> **Supplied passage**:
# 100% Flourite Substrate and Ferts?



## sean tebor (May 25, 2007)

Hello - (HELP!)

I have a 72g bowfront in its fourth month of life. It has been through a few stages, good and bad, and I need some help. Some of you may have seen my other post in the general discussion forum, but maybe I can get more help here.

The tank has a substrate of 100% Flourite, and despite how inert it is supposed to be, I am wondering if it is still leaking some traces and such into the water column. I am using pressurized CO2, with lots of light (4x54w Giesemann Midday bulbs - tank is tall though, and photoperiod is a staggered 12 hours, with half the light coming on an hour before all four, and again just half the light for the last two hours of a 12 hour period). I have a high fish load (I think), with nearly 40 black neon tetras, about 8 SAEs, 12 Otocinclus, and 13 CPDs.

> **Aim 1**:
Render the records from the line containing "staticText: 2750 <box>14 162 54 185</box>" up to and including the line containing "staticText: 1 <box>240 468 247 486</box>" as a JSON list of strings, one string per line, with blank lines left out.
The text and the records have nothing to do with each other.

(Element and coordinate records)
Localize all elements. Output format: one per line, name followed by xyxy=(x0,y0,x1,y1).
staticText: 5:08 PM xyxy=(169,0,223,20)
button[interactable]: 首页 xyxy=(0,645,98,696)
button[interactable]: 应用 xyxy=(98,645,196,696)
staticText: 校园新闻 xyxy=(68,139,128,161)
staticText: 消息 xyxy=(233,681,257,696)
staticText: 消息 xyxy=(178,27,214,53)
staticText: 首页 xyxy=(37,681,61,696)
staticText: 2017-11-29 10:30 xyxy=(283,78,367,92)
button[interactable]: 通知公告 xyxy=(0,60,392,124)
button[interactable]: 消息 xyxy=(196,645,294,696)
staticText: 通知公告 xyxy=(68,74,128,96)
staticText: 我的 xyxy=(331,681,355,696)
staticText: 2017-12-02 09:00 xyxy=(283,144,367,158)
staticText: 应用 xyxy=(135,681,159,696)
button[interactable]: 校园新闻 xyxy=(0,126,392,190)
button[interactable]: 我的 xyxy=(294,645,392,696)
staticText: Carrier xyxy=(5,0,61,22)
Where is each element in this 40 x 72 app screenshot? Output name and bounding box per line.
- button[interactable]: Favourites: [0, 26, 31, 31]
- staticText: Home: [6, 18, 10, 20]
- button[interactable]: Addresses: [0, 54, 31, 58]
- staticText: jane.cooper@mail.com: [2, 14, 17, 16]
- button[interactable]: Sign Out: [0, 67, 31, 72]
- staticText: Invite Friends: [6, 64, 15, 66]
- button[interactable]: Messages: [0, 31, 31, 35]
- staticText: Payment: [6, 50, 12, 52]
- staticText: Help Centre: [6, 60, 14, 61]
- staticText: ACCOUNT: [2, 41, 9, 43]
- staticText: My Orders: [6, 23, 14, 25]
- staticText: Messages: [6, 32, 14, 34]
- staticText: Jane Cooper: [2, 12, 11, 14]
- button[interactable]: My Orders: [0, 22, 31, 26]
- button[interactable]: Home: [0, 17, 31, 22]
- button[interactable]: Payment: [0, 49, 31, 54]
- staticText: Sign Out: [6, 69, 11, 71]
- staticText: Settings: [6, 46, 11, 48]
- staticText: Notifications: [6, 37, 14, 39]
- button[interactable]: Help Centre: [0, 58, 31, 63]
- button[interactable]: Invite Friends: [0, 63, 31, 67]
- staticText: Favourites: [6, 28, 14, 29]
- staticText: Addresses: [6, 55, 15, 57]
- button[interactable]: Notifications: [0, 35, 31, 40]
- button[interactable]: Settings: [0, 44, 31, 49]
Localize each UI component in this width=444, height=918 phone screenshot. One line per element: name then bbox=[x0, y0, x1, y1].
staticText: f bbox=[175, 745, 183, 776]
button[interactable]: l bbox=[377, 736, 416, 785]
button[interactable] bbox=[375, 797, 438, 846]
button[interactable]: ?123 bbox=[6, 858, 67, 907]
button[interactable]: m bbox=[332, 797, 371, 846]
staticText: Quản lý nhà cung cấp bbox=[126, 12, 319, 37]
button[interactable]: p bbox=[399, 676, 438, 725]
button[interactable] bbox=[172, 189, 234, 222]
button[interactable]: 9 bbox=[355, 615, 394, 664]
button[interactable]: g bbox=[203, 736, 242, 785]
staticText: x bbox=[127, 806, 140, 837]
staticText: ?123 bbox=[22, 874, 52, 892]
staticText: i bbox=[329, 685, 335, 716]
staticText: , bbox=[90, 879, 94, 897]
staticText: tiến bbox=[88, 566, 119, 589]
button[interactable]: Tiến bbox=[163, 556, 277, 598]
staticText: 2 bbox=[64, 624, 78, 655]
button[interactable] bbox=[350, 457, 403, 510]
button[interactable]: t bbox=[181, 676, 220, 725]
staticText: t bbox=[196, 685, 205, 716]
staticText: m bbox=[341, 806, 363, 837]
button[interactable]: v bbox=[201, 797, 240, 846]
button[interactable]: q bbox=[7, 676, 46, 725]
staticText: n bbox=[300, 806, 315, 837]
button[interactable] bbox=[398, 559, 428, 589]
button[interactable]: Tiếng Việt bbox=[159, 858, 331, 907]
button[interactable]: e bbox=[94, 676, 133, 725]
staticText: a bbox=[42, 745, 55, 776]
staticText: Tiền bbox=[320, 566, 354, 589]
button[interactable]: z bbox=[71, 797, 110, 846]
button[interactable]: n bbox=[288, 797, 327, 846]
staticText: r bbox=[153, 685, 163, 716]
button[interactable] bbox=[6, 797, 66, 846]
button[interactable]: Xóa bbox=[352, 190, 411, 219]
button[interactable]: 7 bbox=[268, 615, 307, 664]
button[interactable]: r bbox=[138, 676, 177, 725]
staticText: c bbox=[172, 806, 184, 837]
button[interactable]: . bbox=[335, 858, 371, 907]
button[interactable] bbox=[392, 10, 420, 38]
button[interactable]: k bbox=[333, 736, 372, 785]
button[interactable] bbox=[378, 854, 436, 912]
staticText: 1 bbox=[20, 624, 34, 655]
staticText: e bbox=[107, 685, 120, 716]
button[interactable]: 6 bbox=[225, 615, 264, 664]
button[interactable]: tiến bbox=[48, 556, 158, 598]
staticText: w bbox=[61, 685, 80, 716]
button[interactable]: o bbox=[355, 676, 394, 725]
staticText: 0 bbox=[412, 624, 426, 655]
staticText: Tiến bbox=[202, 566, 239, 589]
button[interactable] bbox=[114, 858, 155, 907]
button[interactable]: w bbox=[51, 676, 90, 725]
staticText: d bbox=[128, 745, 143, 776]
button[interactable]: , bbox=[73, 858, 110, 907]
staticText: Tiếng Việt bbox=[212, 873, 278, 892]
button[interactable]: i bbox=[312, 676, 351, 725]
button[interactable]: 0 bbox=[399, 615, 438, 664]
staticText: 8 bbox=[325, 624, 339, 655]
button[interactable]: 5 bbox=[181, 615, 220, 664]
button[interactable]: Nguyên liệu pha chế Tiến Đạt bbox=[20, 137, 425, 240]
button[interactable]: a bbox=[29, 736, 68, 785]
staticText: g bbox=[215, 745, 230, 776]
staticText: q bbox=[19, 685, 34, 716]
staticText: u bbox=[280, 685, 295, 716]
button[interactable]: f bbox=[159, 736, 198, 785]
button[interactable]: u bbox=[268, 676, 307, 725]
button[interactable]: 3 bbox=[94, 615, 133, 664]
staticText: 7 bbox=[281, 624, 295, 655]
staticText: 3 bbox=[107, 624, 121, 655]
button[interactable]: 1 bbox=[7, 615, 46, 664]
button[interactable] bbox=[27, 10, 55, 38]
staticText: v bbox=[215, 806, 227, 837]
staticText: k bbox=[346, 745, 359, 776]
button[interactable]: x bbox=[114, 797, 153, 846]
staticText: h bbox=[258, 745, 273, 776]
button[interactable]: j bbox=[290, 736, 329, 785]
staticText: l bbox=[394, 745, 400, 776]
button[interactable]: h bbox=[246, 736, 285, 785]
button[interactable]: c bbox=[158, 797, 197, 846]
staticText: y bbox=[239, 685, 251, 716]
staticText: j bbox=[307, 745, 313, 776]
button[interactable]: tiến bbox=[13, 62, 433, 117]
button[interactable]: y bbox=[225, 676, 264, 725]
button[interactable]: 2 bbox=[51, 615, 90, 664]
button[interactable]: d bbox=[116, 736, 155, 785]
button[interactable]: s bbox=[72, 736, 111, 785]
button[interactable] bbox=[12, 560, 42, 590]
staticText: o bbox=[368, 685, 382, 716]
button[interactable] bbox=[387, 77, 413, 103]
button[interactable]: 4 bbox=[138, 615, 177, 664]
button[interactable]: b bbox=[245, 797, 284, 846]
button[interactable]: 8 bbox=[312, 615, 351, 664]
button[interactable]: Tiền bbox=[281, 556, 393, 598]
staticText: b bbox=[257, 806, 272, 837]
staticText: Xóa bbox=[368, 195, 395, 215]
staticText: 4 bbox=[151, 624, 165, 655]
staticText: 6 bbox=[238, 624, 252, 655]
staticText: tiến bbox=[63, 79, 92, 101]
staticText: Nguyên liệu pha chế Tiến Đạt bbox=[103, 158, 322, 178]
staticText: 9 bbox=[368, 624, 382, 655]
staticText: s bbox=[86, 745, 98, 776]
* * *
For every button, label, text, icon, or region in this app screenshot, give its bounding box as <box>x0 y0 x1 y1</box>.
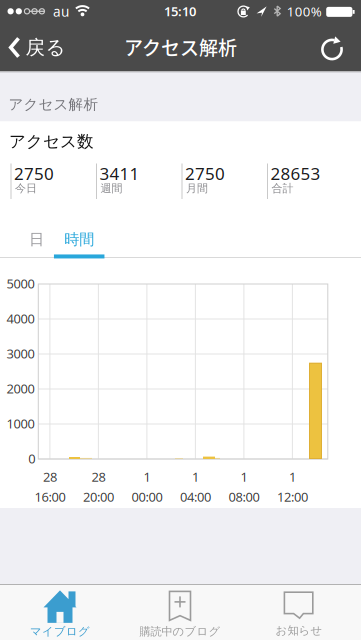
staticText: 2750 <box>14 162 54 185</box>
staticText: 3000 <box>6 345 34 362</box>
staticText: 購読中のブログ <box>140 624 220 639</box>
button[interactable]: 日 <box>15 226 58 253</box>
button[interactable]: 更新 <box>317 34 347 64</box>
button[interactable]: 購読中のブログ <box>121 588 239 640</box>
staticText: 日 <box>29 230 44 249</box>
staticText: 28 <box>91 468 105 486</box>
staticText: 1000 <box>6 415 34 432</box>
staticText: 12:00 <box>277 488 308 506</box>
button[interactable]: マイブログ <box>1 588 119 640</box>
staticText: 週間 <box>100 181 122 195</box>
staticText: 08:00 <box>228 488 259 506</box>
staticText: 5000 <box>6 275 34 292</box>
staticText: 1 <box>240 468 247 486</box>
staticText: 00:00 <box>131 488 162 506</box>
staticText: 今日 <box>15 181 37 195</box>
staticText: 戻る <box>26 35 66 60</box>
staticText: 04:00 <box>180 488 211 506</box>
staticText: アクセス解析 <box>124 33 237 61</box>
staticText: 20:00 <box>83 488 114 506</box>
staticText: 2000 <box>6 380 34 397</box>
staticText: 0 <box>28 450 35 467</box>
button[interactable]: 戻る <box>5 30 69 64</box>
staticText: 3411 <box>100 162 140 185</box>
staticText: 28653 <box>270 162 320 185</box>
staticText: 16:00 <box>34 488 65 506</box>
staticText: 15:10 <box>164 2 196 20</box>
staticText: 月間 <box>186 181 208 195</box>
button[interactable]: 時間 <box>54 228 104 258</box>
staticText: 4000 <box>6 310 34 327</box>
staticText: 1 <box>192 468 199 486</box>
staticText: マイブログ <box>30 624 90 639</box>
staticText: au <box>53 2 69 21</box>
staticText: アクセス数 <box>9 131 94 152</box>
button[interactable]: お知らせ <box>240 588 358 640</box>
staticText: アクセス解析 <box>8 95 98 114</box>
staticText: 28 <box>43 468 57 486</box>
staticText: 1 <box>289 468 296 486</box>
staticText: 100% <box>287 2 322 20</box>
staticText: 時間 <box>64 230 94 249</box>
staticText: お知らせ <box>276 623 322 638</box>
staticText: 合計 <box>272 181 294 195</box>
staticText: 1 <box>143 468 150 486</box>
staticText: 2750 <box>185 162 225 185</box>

> **Aim 2**:
Answer these questions about the aquarium thread:
(a) What size and style of tank does the poster have?
(b) What is the tank's substrate?
(c) Roughly how many black neon tetras are in the tank?

> **Correct result 1**:
[
  "staticText: 2750 <box>14 162 54 185</box>",
  "staticText: 3000 <box>6 345 34 362</box>",
  "staticText: 購読中のブログ <box>140 624 220 639</box>",
  "button[interactable]: 日 <box>15 226 58 253</box>",
  "button[interactable]: 更新 <box>317 34 347 64</box>",
  "button[interactable]: 購読中のブログ <box>121 588 239 640</box>",
  "staticText: 日 <box>29 230 44 249</box>",
  "staticText: 28 <box>91 468 105 486</box>",
  "staticText: 1000 <box>6 415 34 432</box>",
  "staticText: 12:00 <box>277 488 308 506</box>",
  "button[interactable]: マイブログ <box>1 588 119 640</box>",
  "staticText: 週間 <box>100 181 122 195</box>",
  "staticText: 08:00 <box>228 488 259 506</box>",
  "staticText: 5000 <box>6 275 34 292</box>",
  "staticText: 1 <box>240 468 247 486</box>"
]

> **Correct result 2**:
(a) A 72g bowfront
(b) 100% Flourite
(c) Nearly 40